-------- Data rows

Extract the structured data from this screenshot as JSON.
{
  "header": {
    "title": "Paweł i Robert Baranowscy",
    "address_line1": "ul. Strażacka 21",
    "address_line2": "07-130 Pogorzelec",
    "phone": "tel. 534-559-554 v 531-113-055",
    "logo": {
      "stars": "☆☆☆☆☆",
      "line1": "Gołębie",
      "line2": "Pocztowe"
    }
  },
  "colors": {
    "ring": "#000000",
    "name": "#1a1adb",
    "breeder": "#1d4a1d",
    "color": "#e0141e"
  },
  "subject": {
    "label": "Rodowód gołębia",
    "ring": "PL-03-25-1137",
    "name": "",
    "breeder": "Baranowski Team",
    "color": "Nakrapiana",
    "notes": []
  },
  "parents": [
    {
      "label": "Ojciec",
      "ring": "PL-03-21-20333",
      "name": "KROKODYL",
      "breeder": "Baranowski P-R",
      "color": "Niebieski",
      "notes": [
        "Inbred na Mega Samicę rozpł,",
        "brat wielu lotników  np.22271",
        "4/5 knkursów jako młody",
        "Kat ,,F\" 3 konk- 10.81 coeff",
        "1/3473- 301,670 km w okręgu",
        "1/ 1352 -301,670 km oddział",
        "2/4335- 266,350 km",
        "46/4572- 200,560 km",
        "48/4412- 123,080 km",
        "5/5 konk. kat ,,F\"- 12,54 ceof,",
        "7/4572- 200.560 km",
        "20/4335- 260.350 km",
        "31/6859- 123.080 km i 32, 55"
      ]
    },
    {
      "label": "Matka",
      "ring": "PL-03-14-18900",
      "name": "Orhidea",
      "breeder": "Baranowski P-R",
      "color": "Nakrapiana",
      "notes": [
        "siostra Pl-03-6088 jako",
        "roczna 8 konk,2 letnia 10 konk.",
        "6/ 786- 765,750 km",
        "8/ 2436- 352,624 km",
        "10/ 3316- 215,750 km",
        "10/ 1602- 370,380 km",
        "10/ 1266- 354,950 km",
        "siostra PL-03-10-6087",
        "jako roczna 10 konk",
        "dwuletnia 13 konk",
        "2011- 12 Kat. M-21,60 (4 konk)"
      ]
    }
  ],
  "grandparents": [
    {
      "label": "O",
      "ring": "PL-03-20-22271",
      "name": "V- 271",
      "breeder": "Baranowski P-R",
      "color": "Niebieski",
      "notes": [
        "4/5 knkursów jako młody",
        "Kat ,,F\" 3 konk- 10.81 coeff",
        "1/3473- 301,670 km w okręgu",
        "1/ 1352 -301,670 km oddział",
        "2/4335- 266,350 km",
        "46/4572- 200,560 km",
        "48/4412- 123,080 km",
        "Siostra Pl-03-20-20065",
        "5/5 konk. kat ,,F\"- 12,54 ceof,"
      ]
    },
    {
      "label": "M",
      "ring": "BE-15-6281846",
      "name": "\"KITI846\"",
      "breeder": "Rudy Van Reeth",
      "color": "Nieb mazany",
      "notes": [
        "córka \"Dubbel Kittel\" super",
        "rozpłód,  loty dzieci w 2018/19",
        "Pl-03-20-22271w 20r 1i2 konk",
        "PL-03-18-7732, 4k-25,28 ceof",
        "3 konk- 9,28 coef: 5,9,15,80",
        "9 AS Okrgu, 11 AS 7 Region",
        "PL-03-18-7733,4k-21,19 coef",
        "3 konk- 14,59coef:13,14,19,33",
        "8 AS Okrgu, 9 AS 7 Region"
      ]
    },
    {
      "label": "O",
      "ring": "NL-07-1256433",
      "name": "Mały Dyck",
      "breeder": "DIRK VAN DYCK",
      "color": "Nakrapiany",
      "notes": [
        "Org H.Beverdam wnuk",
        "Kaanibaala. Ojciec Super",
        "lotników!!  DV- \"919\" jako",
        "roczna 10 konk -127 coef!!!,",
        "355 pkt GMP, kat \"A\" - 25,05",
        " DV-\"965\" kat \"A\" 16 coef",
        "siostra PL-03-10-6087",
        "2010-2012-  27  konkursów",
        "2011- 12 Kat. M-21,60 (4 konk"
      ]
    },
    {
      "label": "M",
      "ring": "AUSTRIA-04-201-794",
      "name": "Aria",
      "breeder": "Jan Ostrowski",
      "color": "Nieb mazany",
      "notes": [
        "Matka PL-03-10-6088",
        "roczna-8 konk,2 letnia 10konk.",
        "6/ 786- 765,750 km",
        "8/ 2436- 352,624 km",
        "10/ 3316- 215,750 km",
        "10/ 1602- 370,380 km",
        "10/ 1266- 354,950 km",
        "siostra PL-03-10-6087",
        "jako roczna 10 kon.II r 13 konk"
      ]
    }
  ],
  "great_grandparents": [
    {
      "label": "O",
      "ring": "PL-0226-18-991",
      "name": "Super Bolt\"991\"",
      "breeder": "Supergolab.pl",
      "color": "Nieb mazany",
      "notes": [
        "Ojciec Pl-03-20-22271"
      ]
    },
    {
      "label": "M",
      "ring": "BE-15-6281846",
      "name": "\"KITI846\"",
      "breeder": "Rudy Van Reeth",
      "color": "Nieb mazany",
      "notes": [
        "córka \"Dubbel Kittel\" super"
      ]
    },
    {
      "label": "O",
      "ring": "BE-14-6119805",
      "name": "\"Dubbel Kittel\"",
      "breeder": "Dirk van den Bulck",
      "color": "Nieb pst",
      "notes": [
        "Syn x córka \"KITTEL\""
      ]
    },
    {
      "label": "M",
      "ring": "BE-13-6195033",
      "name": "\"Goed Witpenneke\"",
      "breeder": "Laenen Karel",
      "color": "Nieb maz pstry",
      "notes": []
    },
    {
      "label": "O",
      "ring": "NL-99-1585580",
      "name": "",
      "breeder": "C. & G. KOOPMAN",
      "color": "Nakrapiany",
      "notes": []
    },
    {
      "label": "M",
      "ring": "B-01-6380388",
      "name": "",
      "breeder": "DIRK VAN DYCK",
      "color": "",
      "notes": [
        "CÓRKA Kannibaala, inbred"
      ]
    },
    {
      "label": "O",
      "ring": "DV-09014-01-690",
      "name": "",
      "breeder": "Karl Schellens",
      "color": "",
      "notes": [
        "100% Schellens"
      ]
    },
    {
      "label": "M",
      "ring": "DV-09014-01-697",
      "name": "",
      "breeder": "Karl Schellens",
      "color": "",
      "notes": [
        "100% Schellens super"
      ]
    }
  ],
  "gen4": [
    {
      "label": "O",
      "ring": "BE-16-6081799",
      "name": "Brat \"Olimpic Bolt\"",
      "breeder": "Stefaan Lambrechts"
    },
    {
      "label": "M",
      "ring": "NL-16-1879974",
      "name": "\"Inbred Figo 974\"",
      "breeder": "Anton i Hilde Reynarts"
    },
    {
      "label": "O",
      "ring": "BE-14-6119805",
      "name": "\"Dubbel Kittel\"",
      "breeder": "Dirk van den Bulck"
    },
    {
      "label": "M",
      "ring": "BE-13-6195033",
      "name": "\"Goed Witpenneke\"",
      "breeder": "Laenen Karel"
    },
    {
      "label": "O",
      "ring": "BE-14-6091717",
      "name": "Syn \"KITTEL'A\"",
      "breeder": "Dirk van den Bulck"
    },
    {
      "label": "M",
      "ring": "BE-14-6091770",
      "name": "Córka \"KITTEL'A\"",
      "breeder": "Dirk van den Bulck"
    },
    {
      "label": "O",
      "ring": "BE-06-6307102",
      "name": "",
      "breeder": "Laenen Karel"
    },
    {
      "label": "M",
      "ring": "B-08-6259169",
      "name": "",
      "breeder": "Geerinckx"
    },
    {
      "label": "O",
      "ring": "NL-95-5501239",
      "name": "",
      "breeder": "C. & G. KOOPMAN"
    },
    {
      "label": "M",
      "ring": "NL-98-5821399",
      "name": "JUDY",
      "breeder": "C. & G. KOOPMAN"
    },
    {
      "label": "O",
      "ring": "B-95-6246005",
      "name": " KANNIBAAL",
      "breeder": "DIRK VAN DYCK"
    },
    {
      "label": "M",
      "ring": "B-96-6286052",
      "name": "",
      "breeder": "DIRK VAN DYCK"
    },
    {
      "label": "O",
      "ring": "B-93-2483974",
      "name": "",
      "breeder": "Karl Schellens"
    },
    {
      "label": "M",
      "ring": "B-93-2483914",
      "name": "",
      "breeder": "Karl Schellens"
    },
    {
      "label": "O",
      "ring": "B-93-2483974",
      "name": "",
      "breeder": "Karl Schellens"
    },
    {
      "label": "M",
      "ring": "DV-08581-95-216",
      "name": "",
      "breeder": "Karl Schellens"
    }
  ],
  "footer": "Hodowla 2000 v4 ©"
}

----------------

#### Set problem
Pick out and copy the lines of the entries that hold the string "ceof".

#### Result of the task
        "5/5 konk. kat ,,F\"- 12,54 ceof,",
        "5/5 konk. kat ,,F\"- 12,54 ceof,"
        "PL-03-18-7732, 4k-25,28 ceof",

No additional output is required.